* [Brief]:
Return all lines with the word "this" in them.

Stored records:

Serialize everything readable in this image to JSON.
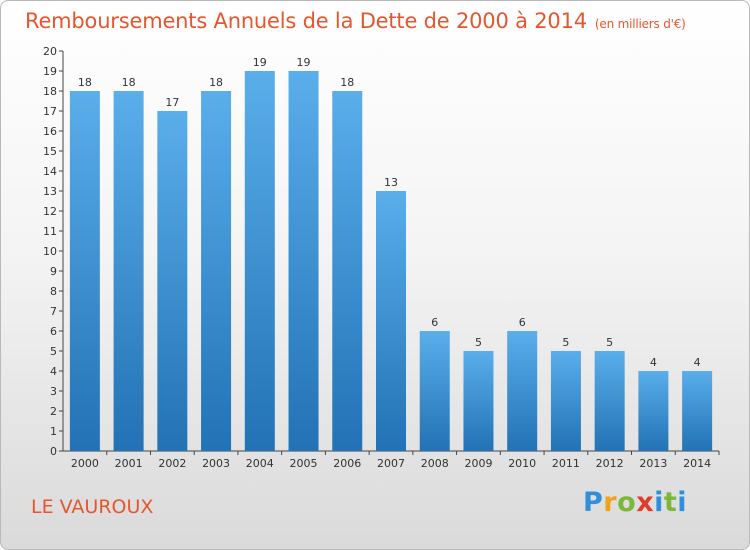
{
  "title": "Remboursements Annuels de la Dette de 2000 à 2014",
  "unit": "(en milliers d'€)",
  "commune": "LE VAUROUX",
  "logo": {
    "text": "Proxiti",
    "letters": [
      "P",
      "r",
      "o",
      "x",
      "i",
      "t",
      "i"
    ],
    "colors": [
      "#2f8fdb",
      "#f2a21a",
      "#7bb83a",
      "#e03a2f",
      "#2f8fdb",
      "#7bb83a",
      "#2f8fdb"
    ]
  },
  "colors": {
    "bar_top": "#5aaeea",
    "bar_bottom": "#2272b5",
    "text": "#e5562e"
  },
  "chart_data": {
    "type": "bar",
    "categories": [
      "2000",
      "2001",
      "2002",
      "2003",
      "2004",
      "2005",
      "2006",
      "2007",
      "2008",
      "2009",
      "2010",
      "2011",
      "2012",
      "2013",
      "2014"
    ],
    "values": [
      18,
      18,
      17,
      18,
      19,
      19,
      18,
      13,
      6,
      5,
      6,
      5,
      5,
      4,
      4
    ],
    "ylim": [
      0,
      20
    ],
    "yticks": [
      0,
      1,
      2,
      3,
      4,
      5,
      6,
      7,
      8,
      9,
      10,
      11,
      12,
      13,
      14,
      15,
      16,
      17,
      18,
      19,
      20
    ],
    "grid": false,
    "data_labels": true
  }
}
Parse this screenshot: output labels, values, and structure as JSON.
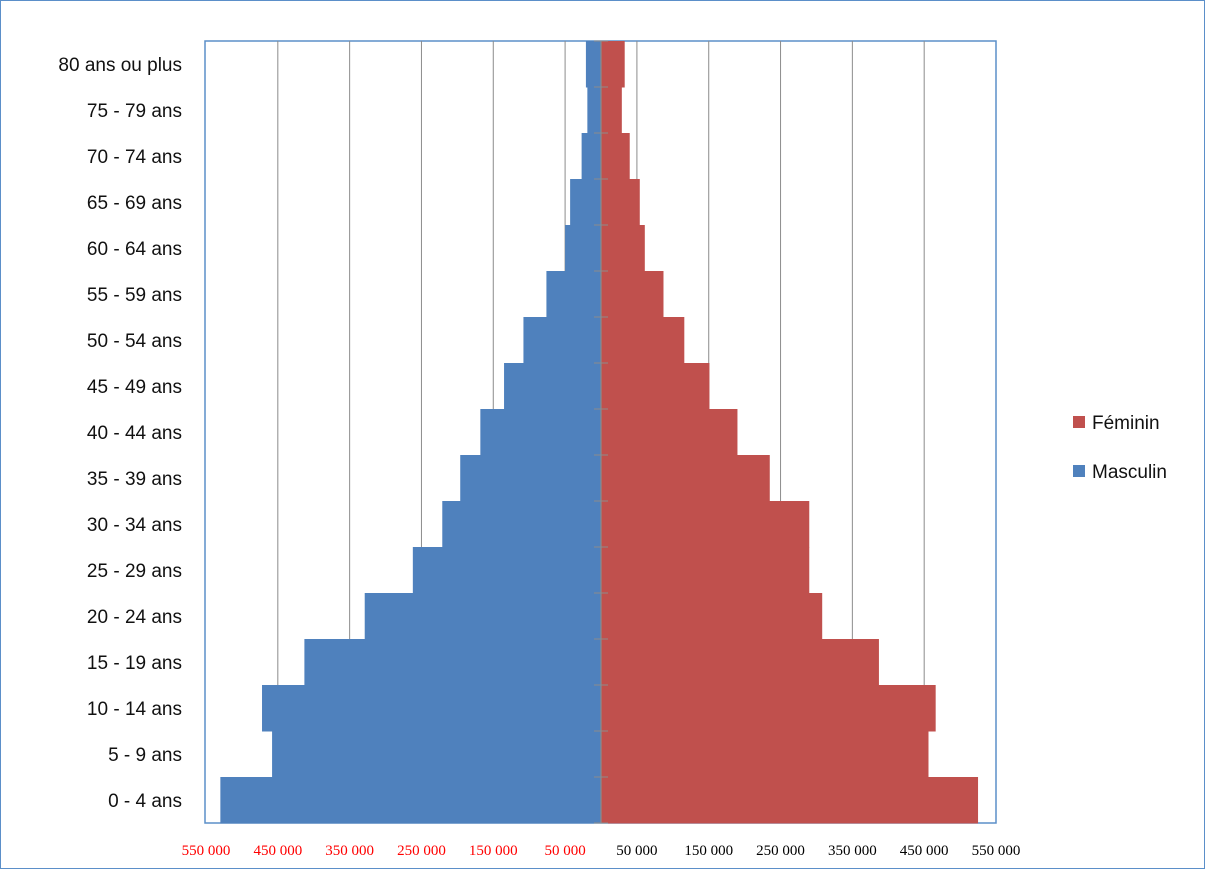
{
  "chart_data": {
    "type": "bar",
    "orientation": "horizontal",
    "subtype": "population-pyramid",
    "categories": [
      "0 - 4 ans",
      "5 - 9 ans",
      "10 - 14 ans",
      "15 - 19 ans",
      "20 - 24 ans",
      "25 - 29 ans",
      "30 - 34 ans",
      "35 - 39 ans",
      "40 - 44 ans",
      "45 - 49 ans",
      "50 - 54 ans",
      "55 - 59 ans",
      "60 - 64 ans",
      "65 - 69 ans",
      "70 - 74 ans",
      "75 - 79 ans",
      "80 ans ou plus"
    ],
    "series": [
      {
        "name": "Masculin",
        "color": "#4f81bd",
        "side": "left",
        "values": [
          530000,
          458000,
          472000,
          413000,
          329000,
          262000,
          221000,
          196000,
          168000,
          135000,
          108000,
          76000,
          50000,
          43000,
          27000,
          19000,
          21000
        ]
      },
      {
        "name": "Féminin",
        "color": "#c0504d",
        "side": "right",
        "values": [
          525000,
          456000,
          466000,
          387000,
          308000,
          290000,
          290000,
          235000,
          190000,
          151000,
          116000,
          87000,
          61000,
          54000,
          40000,
          29000,
          33000
        ]
      }
    ],
    "xlim": [
      -550000,
      550000
    ],
    "x_ticks": [
      -550000,
      -450000,
      -350000,
      -250000,
      -150000,
      -50000,
      50000,
      150000,
      250000,
      350000,
      450000,
      550000
    ],
    "x_tick_labels": [
      "550 000",
      "450 000",
      "350 000",
      "250 000",
      "150 000",
      "50 000",
      "50 000",
      "150 000",
      "250 000",
      "350 000",
      "450 000",
      "550 000"
    ],
    "negative_tick_color": "#ff0000",
    "positive_tick_color": "#000000",
    "gridlines": "vertical",
    "legend": {
      "position": "right",
      "order": [
        "Féminin",
        "Masculin"
      ]
    },
    "title": "",
    "xlabel": "",
    "ylabel": ""
  }
}
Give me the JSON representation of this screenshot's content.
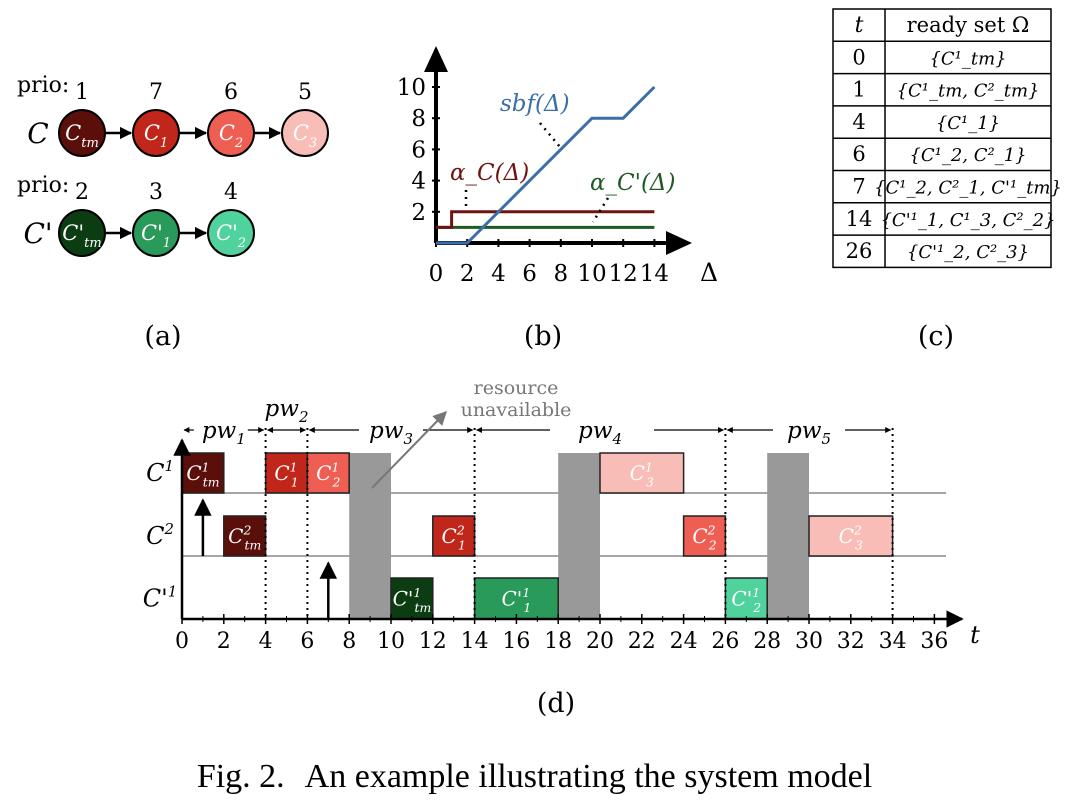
{
  "caption": {
    "label": "Fig. 2.",
    "text": "An example illustrating the system model"
  },
  "panel_a": {
    "label": "(a)",
    "chains": [
      {
        "name": "C",
        "prio_prefix": "prio:",
        "tasks": [
          {
            "label": "C_tm",
            "prio": "1",
            "color": "#5a0f0a"
          },
          {
            "label": "C_1",
            "prio": "7",
            "color": "#c0261a"
          },
          {
            "label": "C_2",
            "prio": "6",
            "color": "#ee5e52"
          },
          {
            "label": "C_3",
            "prio": "5",
            "color": "#f7bdb6"
          }
        ]
      },
      {
        "name": "C'",
        "prio_prefix": "prio:",
        "tasks": [
          {
            "label": "C'_tm",
            "prio": "2",
            "color": "#0c3d12"
          },
          {
            "label": "C'_1",
            "prio": "3",
            "color": "#2a9a5a"
          },
          {
            "label": "C'_2",
            "prio": "4",
            "color": "#4fd29b"
          }
        ]
      }
    ]
  },
  "panel_b": {
    "label": "(b)",
    "chart_data": {
      "type": "line",
      "xlabel": "Δ",
      "x_ticks": [
        "0",
        "2",
        "4",
        "6",
        "8",
        "10",
        "12",
        "14"
      ],
      "y_ticks": [
        "2",
        "4",
        "6",
        "8",
        "10"
      ],
      "xlim": [
        0,
        15
      ],
      "ylim": [
        0,
        11.5
      ],
      "series": [
        {
          "name": "sbf(Δ)",
          "color": "#3a6fa8",
          "points": [
            [
              0,
              0
            ],
            [
              2,
              0
            ],
            [
              10,
              8
            ],
            [
              12,
              8
            ],
            [
              14,
              10
            ]
          ]
        },
        {
          "name": "α_C(Δ)",
          "color": "#6e1410",
          "points": [
            [
              0,
              1
            ],
            [
              1,
              1
            ],
            [
              1,
              2
            ],
            [
              14,
              2
            ]
          ]
        },
        {
          "name": "α_C'(Δ)",
          "color": "#1f5a24",
          "points": [
            [
              0,
              1
            ],
            [
              14,
              1
            ]
          ]
        }
      ]
    }
  },
  "panel_c": {
    "label": "(c)",
    "headers": [
      "t",
      "ready set Ω"
    ],
    "rows": [
      [
        "0",
        "{C¹_tm}"
      ],
      [
        "1",
        "{C¹_tm, C²_tm}"
      ],
      [
        "4",
        "{C¹_1}"
      ],
      [
        "6",
        "{C¹_2, C²_1}"
      ],
      [
        "7",
        "{C¹_2, C²_1, C'¹_tm}"
      ],
      [
        "14",
        "{C'¹_1, C¹_3, C²_2}"
      ],
      [
        "26",
        "{C'¹_2, C²_3}"
      ]
    ]
  },
  "panel_d": {
    "label": "(d)",
    "time_axis_label": "t",
    "ticks": [
      "0",
      "2",
      "4",
      "6",
      "8",
      "10",
      "12",
      "14",
      "16",
      "18",
      "20",
      "22",
      "24",
      "26",
      "28",
      "30",
      "32",
      "34",
      "36"
    ],
    "rows": [
      "C¹",
      "C²",
      "C'¹"
    ],
    "annotation": [
      "resource",
      "unavailable"
    ],
    "processing_windows": [
      {
        "label": "pw1",
        "start": 0,
        "end": 4
      },
      {
        "label": "pw2",
        "start": 4,
        "end": 6
      },
      {
        "label": "pw3",
        "start": 6,
        "end": 14
      },
      {
        "label": "pw4",
        "start": 14,
        "end": 26
      },
      {
        "label": "pw5",
        "start": 26,
        "end": 34
      }
    ],
    "unavailable": [
      [
        8,
        10
      ],
      [
        18,
        20
      ],
      [
        28,
        30
      ]
    ],
    "releases": [
      {
        "row": 0,
        "t": 0
      },
      {
        "row": 1,
        "t": 1
      },
      {
        "row": 2,
        "t": 7
      }
    ],
    "jobs": [
      {
        "row": 0,
        "start": 0,
        "end": 2,
        "task": "tm",
        "color": "#5a0f0a"
      },
      {
        "row": 0,
        "start": 4,
        "end": 6,
        "task": "1",
        "color": "#c0261a"
      },
      {
        "row": 0,
        "start": 6,
        "end": 8,
        "task": "2",
        "color": "#ee5e52"
      },
      {
        "row": 0,
        "start": 20,
        "end": 24,
        "task": "3",
        "color": "#f7bdb6"
      },
      {
        "row": 1,
        "start": 2,
        "end": 4,
        "task": "tm",
        "color": "#5a0f0a"
      },
      {
        "row": 1,
        "start": 12,
        "end": 14,
        "task": "1",
        "color": "#c0261a"
      },
      {
        "row": 1,
        "start": 24,
        "end": 26,
        "task": "2",
        "color": "#ee5e52"
      },
      {
        "row": 1,
        "start": 30,
        "end": 34,
        "task": "3",
        "color": "#f7bdb6"
      },
      {
        "row": 2,
        "start": 10,
        "end": 12,
        "task": "tm",
        "color": "#0c3d12"
      },
      {
        "row": 2,
        "start": 14,
        "end": 18,
        "task": "1",
        "color": "#2a9a5a"
      },
      {
        "row": 2,
        "start": 26,
        "end": 28,
        "task": "2",
        "color": "#4fd29b"
      }
    ]
  }
}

* [Output below]:
Serialize everything readable in this image to JSON.
Parse this screenshot: output labels, values, and structure as JSON.
Give me the JSON representation of this screenshot's content.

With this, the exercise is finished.